**Task statement:**
Find each line containing the string "that" and return it.

**Exercise data:**
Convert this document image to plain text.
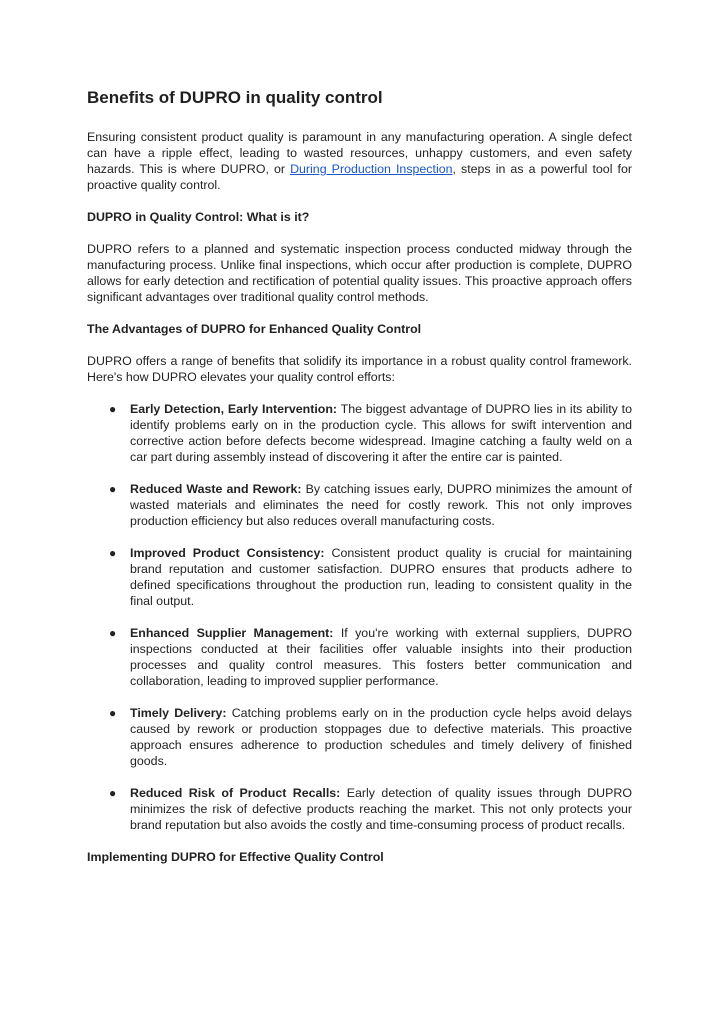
Benefits of DUPRO in quality control

Ensuring consistent product quality is paramount in any manufacturing operation. A single defect can have a ripple effect, leading to wasted resources, unhappy customers, and even safety hazards. This is where DUPRO, or During Production Inspection, steps in as a powerful tool for proactive quality control.

DUPRO in Quality Control: What is it?

DUPRO refers to a planned and systematic inspection process conducted midway through the manufacturing process. Unlike final inspections, which occur after production is complete, DUPRO allows for early detection and rectification of potential quality issues. This proactive approach offers significant advantages over traditional quality control methods.

The Advantages of DUPRO for Enhanced Quality Control

DUPRO offers a range of benefits that solidify its importance in a robust quality control framework. Here's how DUPRO elevates your quality control efforts:

● Early Detection, Early Intervention: The biggest advantage of DUPRO lies in its ability to identify problems early on in the production cycle. This allows for swift intervention and corrective action before defects become widespread. Imagine catching a faulty weld on a car part during assembly instead of discovering it after the entire car is painted.
● Reduced Waste and Rework: By catching issues early, DUPRO minimizes the amount of wasted materials and eliminates the need for costly rework. This not only improves production efficiency but also reduces overall manufacturing costs.
● Improved Product Consistency: Consistent product quality is crucial for maintaining brand reputation and customer satisfaction. DUPRO ensures that products adhere to defined specifications throughout the production run, leading to consistent quality in the final output.
● Enhanced Supplier Management: If you're working with external suppliers, DUPRO inspections conducted at their facilities offer valuable insights into their production processes and quality control measures. This fosters better communication and collaboration, leading to improved supplier performance.
● Timely Delivery: Catching problems early on in the production cycle helps avoid delays caused by rework or production stoppages due to defective materials. This proactive approach ensures adherence to production schedules and timely delivery of finished goods.
● Reduced Risk of Product Recalls: Early detection of quality issues through DUPRO minimizes the risk of defective products reaching the market. This not only protects your brand reputation but also avoids the costly and time-consuming process of product recalls.

Implementing DUPRO for Effective Quality Control
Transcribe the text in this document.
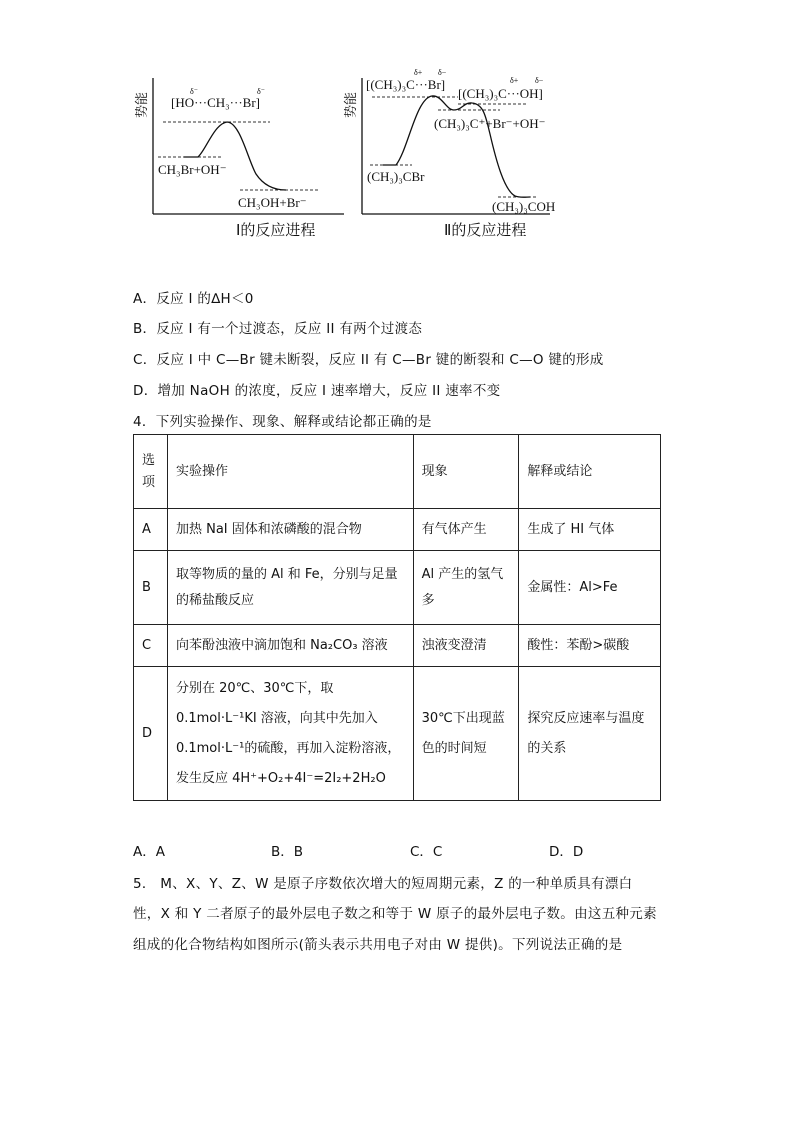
势能
δ⁻	δ⁻
[HO···CH₃···Br]
CH₃Br+OH⁻
CH₃OH+Br⁻
Ⅰ的反应进程
势能
δ+ δ−
[(CH₃)₃C···Br]	δ+ δ−
[(CH₃)₃C···OH]
(CH₃)₃C⁺+Br⁻+OH⁻
(CH₃)₃CBr
(CH₃)₃COH
Ⅱ的反应进程
A．反应 I 的∆H＜0
B．反应 I 有一个过渡态，反应 II 有两个过渡态
C．反应 I 中 C—Br 键未断裂，反应 II 有 C—Br 键的断裂和 C—O 键的形成
D．增加 NaOH 的浓度，反应 I 速率增大，反应 II 速率不变
4．下列实验操作、现象、解释或结论都正确的是
选项	实验操作	现象	解释或结论
A	加热 NaI 固体和浓磷酸的混合物	有气体产生	生成了 HI 气体
B	取等物质的量的 Al 和 Fe，分别与足量的稀盐酸反应	Al 产生的氢气多	金属性：Al>Fe
C	向苯酚浊液中滴加饱和 Na₂CO₃ 溶液	浊液变澄清	酸性：苯酚>碳酸
D	分别在 20℃、30℃下，取 0.1mol·L⁻¹KI 溶液，向其中先加入 0.1mol·L⁻¹的硫酸，再加入淀粉溶液，发生反应 4H⁺+O₂+4I⁻=2I₂+2H₂O	30℃下出现蓝色的时间短	探究反应速率与温度的关系
A．A	B．B	C．C	D．D
5． M、X、Y、Z、W 是原子序数依次增大的短周期元素，Z 的一种单质具有漂白
性，X 和 Y 二者原子的最外层电子数之和等于 W 原子的最外层电子数。由这五种元素
组成的化合物结构如图所示(箭头表示共用电子对由 W 提供)。下列说法正确的是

**The reply:**
DUPRO offers a range of benefits that solidify its importance in a robust quality control framework. Here's how DUPRO elevates your quality control efforts:
● Improved Product Consistency: Consistent product quality is crucial for maintaining brand reputation and customer satisfaction. DUPRO ensures that products adhere to defined specifications throughout the production run, leading to consistent quality in the final output.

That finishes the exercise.